## PROBLEM STATEMENT
According to the scaling section of the extract, what does Lambda scale based on?

## EXTRACT
• • • •

All metrics are available in Amazon CloudWatch.


Error Handling

Implement robust error handling.

Examples:

  • Invalid request
  • Resource not found
  • Duplicate records
  • Database failure
  • Timeout
  • Authentication failure

Return appropriate HTTP status codes and avoid exposing internal implementation details.


Scaling

This architecture scales automatically.

API Gateway:

  • Handles millions of requests.

Lambda:

  • Scales based on concurrent invocations.

DynamoDB:

  • Automatically adjusts capacity (on-demand mode) or scales provisioned throughput.

No application servers need to be managed.

• • • •

## PROVIDED MATERIAL
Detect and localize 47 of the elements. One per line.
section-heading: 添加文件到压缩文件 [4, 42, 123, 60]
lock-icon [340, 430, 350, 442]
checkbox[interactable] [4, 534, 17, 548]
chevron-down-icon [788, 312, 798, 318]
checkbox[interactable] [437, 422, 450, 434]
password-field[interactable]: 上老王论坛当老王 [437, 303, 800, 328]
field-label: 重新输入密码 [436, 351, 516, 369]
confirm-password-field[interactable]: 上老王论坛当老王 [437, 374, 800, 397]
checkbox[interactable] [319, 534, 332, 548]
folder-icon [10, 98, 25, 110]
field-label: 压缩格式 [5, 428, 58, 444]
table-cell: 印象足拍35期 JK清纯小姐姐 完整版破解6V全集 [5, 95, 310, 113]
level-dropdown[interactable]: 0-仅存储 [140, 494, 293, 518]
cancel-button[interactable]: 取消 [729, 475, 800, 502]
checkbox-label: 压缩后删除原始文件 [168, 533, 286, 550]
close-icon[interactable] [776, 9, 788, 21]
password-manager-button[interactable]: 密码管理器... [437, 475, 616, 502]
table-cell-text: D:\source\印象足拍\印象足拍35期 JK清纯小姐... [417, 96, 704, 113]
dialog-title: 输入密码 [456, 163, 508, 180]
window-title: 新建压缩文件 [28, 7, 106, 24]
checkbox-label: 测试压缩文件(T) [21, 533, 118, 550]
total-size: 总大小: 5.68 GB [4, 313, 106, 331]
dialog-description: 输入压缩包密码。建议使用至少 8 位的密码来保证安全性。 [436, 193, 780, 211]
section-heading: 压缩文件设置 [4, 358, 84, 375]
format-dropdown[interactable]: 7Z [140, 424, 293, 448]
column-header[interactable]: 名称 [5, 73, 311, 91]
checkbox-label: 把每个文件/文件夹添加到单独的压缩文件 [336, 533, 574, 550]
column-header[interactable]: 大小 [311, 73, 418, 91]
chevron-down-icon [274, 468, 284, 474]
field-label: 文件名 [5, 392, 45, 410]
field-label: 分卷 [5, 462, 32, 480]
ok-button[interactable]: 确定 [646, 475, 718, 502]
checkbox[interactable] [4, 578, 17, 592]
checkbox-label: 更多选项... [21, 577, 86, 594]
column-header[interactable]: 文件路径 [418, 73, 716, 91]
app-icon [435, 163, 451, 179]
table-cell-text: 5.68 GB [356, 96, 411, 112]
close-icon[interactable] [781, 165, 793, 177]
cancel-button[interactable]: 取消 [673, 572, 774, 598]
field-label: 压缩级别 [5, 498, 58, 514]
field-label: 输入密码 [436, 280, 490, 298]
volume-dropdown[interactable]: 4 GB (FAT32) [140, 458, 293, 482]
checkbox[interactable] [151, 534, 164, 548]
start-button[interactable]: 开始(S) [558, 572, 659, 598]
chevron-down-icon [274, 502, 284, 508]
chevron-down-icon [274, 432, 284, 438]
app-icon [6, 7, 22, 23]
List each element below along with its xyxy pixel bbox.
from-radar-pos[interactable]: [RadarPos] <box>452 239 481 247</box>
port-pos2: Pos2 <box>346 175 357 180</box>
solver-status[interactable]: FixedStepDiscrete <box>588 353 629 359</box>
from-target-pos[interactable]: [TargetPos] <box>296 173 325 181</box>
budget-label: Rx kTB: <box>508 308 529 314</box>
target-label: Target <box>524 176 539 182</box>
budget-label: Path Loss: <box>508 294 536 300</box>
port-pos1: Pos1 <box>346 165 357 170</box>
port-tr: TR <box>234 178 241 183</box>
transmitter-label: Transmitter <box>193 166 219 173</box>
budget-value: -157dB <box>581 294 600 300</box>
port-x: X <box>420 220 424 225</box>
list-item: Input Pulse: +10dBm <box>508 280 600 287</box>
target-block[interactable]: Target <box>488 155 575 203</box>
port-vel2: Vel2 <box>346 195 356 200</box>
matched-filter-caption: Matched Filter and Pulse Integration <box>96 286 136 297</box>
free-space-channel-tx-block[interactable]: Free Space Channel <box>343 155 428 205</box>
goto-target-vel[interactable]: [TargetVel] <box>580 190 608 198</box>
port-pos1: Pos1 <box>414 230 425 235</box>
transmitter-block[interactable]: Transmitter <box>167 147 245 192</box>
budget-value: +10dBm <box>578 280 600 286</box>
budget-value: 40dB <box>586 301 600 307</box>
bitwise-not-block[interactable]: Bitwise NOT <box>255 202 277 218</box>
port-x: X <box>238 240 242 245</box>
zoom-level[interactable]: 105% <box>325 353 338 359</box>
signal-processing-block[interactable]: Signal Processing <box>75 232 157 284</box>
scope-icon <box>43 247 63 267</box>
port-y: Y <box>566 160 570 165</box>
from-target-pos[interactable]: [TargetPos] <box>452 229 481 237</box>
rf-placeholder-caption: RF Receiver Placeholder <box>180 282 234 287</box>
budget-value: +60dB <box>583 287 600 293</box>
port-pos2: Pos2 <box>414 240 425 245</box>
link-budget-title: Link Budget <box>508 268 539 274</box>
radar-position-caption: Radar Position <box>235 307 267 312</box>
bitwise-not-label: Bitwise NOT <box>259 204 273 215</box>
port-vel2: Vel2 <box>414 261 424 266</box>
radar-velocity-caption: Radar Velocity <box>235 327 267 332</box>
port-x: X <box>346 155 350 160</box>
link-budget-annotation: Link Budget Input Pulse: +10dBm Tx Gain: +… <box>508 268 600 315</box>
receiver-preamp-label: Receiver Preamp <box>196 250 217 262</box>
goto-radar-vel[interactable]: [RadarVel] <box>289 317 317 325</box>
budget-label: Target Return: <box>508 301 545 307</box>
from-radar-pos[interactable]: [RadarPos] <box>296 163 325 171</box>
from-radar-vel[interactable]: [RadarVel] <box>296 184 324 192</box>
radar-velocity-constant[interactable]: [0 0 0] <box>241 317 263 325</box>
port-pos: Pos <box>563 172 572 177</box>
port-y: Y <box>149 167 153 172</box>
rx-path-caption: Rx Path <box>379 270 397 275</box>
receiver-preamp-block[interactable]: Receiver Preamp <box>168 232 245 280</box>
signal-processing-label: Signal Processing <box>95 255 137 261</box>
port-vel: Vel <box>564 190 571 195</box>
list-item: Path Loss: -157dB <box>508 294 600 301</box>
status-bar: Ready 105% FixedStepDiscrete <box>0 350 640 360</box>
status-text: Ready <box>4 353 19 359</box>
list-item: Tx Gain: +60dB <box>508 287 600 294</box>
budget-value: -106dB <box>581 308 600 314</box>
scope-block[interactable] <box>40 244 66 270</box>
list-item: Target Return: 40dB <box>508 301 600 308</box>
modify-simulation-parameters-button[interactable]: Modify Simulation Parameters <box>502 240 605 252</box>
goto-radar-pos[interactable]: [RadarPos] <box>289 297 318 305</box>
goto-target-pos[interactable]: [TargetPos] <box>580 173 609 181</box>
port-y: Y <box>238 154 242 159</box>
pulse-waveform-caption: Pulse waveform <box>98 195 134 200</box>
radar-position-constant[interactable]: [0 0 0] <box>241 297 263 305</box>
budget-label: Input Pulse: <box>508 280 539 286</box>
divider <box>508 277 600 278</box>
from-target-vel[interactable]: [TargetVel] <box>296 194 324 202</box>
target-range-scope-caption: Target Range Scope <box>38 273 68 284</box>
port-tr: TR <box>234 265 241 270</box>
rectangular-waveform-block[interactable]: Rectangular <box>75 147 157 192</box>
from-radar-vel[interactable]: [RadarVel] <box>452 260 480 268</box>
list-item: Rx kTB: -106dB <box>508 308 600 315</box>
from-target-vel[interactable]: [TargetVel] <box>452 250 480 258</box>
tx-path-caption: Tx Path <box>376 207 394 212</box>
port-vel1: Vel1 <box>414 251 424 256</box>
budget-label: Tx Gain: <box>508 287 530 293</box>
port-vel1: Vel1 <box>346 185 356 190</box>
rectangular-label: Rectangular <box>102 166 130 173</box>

• • • •

## REPLY TO THE EXERCISE
Concurrent invocations.